* [Your objective]: Repeat the listing in full, word for word.

## begin

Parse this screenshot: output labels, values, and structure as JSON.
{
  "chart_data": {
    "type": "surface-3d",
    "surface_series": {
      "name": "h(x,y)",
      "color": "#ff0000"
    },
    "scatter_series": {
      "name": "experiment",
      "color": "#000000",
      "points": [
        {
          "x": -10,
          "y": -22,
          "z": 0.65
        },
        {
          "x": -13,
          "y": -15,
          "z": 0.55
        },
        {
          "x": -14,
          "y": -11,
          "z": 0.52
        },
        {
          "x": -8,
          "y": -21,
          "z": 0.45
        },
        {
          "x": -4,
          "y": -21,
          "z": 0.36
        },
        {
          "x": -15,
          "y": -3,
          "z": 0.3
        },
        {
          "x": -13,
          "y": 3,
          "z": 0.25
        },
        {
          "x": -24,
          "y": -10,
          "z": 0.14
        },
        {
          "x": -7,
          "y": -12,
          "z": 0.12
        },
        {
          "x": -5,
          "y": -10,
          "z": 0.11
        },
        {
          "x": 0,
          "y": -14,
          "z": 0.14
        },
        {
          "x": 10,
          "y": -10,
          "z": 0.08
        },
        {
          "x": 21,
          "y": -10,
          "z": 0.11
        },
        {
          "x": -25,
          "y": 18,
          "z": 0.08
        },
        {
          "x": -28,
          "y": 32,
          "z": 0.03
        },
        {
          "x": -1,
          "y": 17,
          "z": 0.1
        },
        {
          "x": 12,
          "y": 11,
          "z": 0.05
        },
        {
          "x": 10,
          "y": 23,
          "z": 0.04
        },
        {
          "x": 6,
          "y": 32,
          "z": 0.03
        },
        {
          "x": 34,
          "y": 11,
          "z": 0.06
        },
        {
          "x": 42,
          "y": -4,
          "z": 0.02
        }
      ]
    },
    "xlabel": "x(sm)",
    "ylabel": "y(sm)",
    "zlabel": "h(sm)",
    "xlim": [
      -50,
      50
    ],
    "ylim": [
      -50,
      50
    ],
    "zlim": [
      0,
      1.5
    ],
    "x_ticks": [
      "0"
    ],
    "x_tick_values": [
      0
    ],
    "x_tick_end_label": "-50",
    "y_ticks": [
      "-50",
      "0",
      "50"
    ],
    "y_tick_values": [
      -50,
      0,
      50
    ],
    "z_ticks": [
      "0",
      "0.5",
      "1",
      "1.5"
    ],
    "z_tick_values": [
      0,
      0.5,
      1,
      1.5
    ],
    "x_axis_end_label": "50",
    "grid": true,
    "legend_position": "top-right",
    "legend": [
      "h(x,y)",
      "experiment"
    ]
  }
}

## end

* [Expected output]:
Parse this screenshot: output labels, values, and structure as JSON.
{
  "chart_data": {
    "type": "surface-3d",
    "surface_series": {
      "name": "h(x,y)",
      "color": "#ff0000"
    },
    "scatter_series": {
      "name": "experiment",
      "color": "#000000",
      "points": [
        {
          "x": -10,
          "y": -22,
          "z": 0.65
        },
        {
          "x": -13,
          "y": -15,
          "z": 0.55
        },
        {
          "x": -14,
          "y": -11,
          "z": 0.52
        },
        {
          "x": -8,
          "y": -21,
          "z": 0.45
        },
        {
          "x": -4,
          "y": -21,
          "z": 0.36
        },
        {
          "x": -15,
          "y": -3,
          "z": 0.3
        },
        {
          "x": -13,
          "y": 3,
          "z": 0.25
        },
        {
          "x": -24,
          "y": -10,
          "z": 0.14
        },
        {
          "x": -7,
          "y": -12,
          "z": 0.12
        },
        {
          "x": -5,
          "y": -10,
          "z": 0.11
        },
        {
          "x": 0,
          "y": -14,
          "z": 0.14
        },
        {
          "x": 10,
          "y": -10,
          "z": 0.08
        },
        {
          "x": 21,
          "y": -10,
          "z": 0.11
        },
        {
          "x": -25,
          "y": 18,
          "z": 0.08
        },
        {
          "x": -28,
          "y": 32,
          "z": 0.03
        },
        {
          "x": -1,
          "y": 17,
          "z": 0.1
        },
        {
          "x": 12,
          "y": 11,
          "z": 0.05
        },
        {
          "x": 10,
          "y": 23,
          "z": 0.04
        },
        {
          "x": 6,
          "y": 32,
          "z": 0.03
        },
        {
          "x": 34,
          "y": 11,
          "z": 0.06
        },
        {
          "x": 42,
          "y": -4,
          "z": 0.02
        }
      ]
    },
    "xlabel": "x(sm)",
    "ylabel": "y(sm)",
    "zlabel": "h(sm)",
    "xlim": [
      -50,
      50
    ],
    "ylim": [
      -50,
      50
    ],
    "zlim": [
      0,
      1.5
    ],
    "x_ticks": [
      "0"
    ],
    "x_tick_values": [
      0
    ],
    "x_tick_end_label": "-50",
    "y_ticks": [
      "-50",
      "0",
      "50"
    ],
    "y_tick_values": [
      -50,
      0,
      50
    ],
    "z_ticks": [
      "0",
      "0.5",
      "1",
      "1.5"
    ],
    "z_tick_values": [
      0,
      0.5,
      1,
      1.5
    ],
    "x_axis_end_label": "50",
    "grid": true,
    "legend_position": "top-right",
    "legend": [
      "h(x,y)",
      "experiment"
    ]
  }
}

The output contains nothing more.